WHAT TO WORK ON: Look for "from" in the listing below. Gather each line that contains it.

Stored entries
________________

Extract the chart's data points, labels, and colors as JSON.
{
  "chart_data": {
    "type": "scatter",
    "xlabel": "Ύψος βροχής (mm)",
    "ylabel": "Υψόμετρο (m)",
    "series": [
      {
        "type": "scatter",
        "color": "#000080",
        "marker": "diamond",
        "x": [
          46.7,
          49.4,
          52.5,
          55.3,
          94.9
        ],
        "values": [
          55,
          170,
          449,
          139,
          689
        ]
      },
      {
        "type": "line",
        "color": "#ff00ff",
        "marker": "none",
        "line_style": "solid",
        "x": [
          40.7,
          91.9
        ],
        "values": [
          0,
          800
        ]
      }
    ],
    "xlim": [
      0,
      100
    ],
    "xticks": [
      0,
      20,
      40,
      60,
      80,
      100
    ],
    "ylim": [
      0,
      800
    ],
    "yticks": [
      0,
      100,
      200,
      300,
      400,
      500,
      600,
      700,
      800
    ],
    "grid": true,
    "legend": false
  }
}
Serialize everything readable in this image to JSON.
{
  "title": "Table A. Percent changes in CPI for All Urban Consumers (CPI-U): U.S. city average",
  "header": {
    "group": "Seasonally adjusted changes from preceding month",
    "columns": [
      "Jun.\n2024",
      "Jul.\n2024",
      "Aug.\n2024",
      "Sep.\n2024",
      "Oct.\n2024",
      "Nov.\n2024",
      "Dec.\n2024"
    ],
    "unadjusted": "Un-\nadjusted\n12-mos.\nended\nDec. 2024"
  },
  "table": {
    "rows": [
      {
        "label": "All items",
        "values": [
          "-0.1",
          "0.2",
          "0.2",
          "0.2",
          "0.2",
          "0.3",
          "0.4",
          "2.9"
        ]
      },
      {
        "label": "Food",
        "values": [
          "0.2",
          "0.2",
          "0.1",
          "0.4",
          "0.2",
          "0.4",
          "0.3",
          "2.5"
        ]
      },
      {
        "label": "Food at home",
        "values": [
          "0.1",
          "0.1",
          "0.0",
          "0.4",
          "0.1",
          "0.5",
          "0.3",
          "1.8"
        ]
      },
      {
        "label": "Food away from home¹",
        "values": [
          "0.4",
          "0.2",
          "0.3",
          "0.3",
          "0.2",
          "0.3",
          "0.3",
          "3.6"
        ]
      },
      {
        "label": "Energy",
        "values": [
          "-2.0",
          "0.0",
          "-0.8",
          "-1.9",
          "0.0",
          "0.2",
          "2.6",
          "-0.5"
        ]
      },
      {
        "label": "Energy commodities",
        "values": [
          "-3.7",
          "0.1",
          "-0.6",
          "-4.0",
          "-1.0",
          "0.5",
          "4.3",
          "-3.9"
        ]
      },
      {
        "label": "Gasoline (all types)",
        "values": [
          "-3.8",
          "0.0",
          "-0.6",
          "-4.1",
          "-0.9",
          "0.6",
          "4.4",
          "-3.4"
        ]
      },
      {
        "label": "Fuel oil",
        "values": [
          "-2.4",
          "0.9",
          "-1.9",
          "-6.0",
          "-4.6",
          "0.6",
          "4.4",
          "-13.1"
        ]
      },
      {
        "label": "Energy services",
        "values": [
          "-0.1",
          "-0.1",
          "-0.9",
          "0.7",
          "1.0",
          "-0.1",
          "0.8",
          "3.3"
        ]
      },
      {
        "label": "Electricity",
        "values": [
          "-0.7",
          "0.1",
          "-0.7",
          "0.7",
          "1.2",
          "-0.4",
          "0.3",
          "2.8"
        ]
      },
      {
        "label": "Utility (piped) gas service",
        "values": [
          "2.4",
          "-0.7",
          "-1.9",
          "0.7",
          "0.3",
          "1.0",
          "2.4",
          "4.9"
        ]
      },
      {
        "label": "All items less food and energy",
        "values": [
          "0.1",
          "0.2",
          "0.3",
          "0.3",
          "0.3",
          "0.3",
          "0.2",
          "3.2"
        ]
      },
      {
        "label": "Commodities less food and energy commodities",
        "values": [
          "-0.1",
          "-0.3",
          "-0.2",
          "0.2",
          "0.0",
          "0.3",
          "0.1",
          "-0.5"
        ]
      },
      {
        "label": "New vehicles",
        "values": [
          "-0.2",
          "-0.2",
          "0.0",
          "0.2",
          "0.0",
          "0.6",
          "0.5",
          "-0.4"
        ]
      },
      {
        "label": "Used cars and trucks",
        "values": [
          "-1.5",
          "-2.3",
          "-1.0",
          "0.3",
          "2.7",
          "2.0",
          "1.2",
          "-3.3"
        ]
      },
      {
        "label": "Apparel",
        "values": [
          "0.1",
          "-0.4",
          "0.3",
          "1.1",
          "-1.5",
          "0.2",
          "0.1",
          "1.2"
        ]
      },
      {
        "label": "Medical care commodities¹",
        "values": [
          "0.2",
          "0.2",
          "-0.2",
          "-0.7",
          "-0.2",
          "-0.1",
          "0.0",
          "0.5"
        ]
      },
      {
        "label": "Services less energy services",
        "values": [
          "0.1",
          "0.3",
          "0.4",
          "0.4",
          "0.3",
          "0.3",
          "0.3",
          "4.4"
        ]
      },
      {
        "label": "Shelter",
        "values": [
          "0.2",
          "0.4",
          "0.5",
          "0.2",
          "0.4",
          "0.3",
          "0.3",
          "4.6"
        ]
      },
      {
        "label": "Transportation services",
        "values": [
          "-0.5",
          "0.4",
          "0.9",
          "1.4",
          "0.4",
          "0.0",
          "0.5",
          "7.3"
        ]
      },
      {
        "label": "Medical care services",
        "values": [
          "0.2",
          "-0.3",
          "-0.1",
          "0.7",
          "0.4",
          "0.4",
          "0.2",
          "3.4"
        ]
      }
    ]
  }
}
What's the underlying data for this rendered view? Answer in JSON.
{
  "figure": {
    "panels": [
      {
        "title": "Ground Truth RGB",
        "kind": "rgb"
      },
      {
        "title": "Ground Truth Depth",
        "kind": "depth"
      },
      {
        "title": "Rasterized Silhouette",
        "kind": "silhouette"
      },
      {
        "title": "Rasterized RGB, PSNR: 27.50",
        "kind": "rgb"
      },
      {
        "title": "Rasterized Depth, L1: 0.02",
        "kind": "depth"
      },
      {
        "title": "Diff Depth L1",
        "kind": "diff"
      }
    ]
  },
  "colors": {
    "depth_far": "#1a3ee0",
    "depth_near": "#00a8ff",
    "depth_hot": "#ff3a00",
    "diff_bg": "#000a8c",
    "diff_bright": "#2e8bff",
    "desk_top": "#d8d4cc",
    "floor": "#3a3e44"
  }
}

________________

ANSWER:
    "group": "Seasonally adjusted changes from preceding month",
        "label": "Food away from home¹",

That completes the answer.